Provided entries:
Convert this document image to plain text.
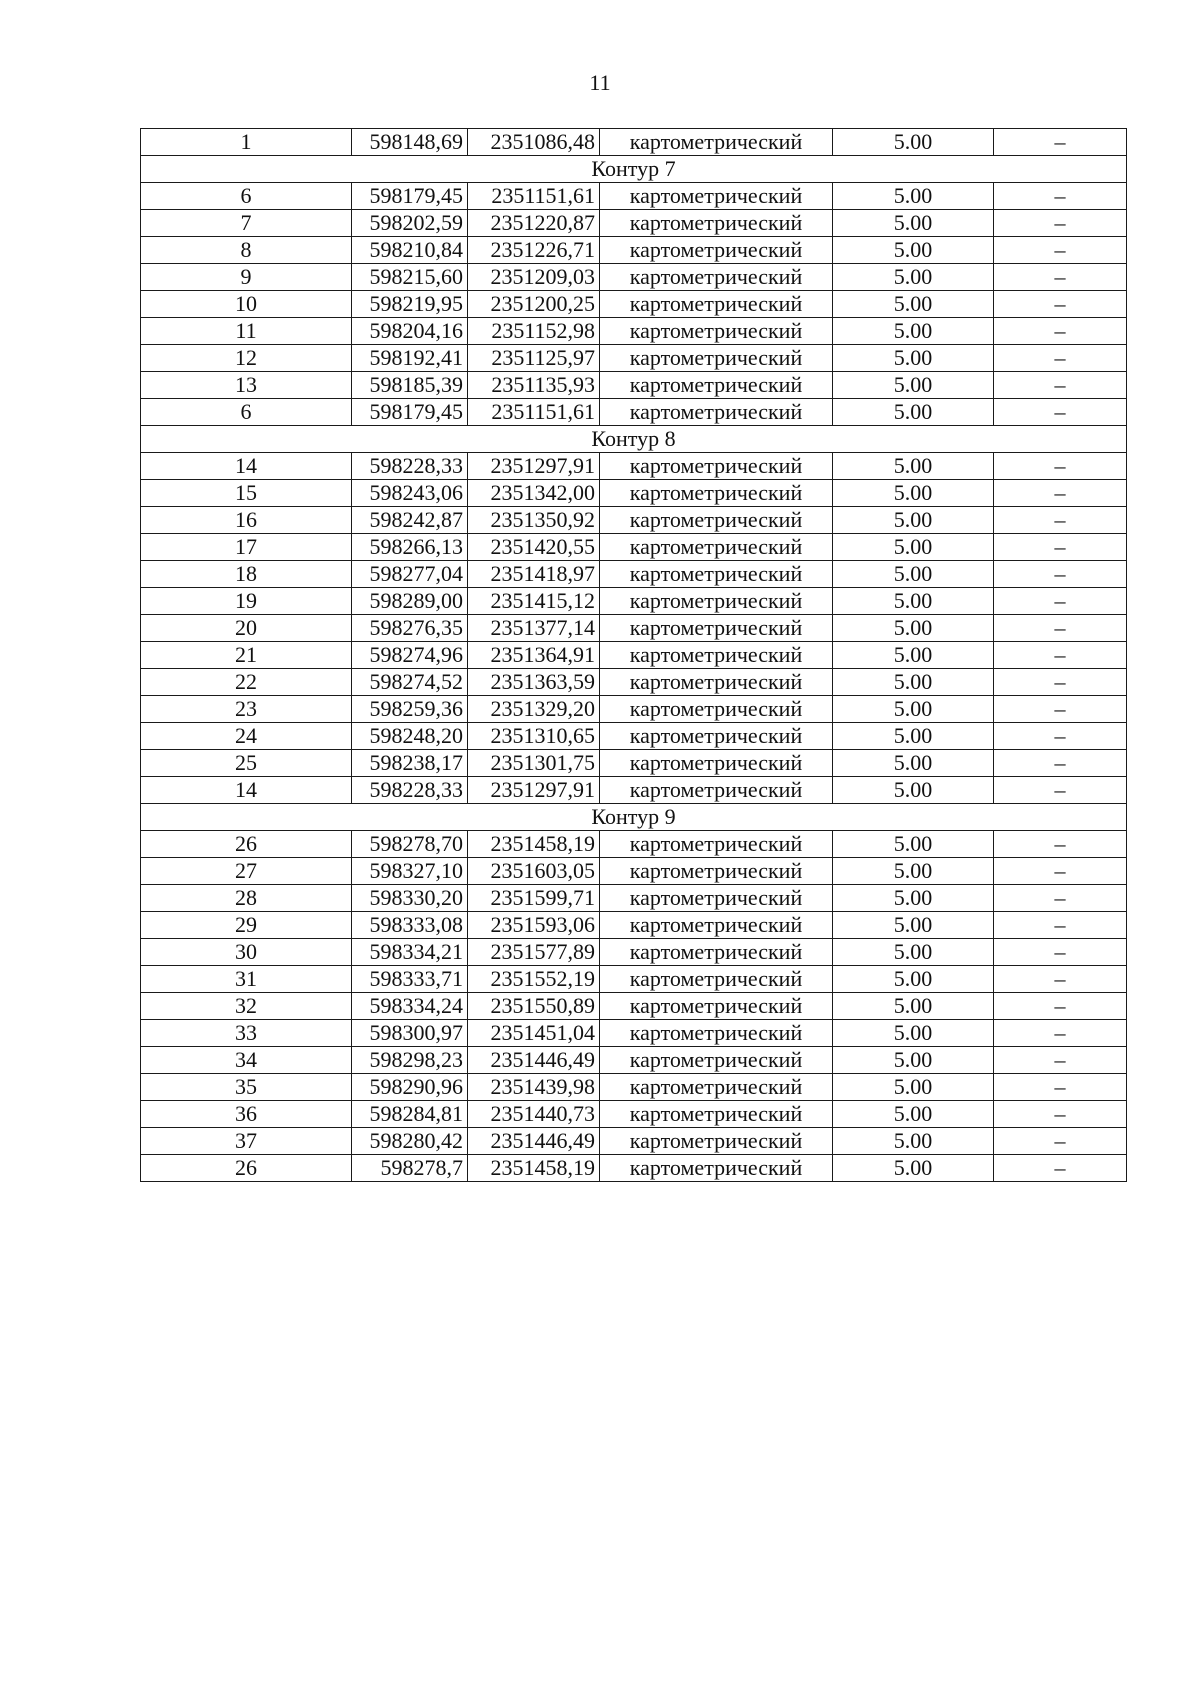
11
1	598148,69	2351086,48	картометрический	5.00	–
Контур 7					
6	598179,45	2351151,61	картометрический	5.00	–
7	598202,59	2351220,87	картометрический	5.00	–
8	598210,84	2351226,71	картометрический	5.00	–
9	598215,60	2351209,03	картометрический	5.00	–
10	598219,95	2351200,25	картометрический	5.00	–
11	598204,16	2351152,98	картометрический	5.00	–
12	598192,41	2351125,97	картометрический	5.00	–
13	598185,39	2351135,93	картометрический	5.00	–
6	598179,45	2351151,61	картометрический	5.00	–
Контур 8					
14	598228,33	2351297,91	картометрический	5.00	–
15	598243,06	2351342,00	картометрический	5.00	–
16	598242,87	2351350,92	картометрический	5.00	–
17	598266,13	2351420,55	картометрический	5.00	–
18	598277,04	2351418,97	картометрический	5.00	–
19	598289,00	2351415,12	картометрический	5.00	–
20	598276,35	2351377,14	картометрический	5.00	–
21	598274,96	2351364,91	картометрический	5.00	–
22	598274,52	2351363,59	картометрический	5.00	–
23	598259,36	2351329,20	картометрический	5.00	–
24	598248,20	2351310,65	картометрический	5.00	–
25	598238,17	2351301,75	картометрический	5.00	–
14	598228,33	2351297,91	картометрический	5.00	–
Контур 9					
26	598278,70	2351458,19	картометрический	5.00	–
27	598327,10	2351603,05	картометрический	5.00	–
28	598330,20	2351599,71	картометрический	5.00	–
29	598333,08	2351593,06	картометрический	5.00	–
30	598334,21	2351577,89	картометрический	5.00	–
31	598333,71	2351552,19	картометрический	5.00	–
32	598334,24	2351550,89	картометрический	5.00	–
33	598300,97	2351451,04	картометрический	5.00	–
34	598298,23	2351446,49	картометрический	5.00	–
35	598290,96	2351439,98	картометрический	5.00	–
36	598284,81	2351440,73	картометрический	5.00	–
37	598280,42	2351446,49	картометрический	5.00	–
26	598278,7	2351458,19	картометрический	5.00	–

...

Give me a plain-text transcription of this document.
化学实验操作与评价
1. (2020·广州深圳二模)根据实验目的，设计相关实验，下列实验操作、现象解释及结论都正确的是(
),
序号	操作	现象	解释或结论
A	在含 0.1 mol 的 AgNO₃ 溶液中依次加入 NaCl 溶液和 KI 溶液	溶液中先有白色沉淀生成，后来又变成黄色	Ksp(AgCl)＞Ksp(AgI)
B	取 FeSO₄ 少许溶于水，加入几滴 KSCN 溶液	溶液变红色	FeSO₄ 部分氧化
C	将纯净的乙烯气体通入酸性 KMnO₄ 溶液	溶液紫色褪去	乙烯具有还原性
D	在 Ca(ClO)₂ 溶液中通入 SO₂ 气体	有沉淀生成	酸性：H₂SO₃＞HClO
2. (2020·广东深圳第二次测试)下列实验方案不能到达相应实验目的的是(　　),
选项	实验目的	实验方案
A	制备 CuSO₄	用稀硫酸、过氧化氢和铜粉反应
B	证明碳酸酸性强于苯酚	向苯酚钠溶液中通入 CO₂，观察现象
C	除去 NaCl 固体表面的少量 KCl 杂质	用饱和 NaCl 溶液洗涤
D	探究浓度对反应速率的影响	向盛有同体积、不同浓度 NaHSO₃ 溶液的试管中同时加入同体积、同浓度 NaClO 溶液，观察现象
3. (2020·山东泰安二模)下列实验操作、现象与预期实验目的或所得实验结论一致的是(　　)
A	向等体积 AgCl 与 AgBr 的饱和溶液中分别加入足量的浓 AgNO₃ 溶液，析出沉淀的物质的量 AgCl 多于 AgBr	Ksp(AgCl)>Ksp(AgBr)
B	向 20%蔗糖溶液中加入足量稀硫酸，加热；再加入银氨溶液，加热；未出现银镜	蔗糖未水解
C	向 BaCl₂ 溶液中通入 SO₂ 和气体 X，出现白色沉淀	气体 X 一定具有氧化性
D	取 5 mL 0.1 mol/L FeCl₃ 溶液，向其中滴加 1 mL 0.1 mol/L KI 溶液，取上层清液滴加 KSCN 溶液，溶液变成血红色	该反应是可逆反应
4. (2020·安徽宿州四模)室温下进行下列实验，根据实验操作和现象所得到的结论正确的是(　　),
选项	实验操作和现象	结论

Challenge: Which lines contain the word "下列实验操作"? Copy each of them.

Solution to the problem:
1. (2020·广州深圳二模)根据实验目的，设计相关实验，下列实验操作、现象解释及结论都正确的是(
3. (2020·山东泰安二模)下列实验操作、现象与预期实验目的或所得实验结论一致的是(　　)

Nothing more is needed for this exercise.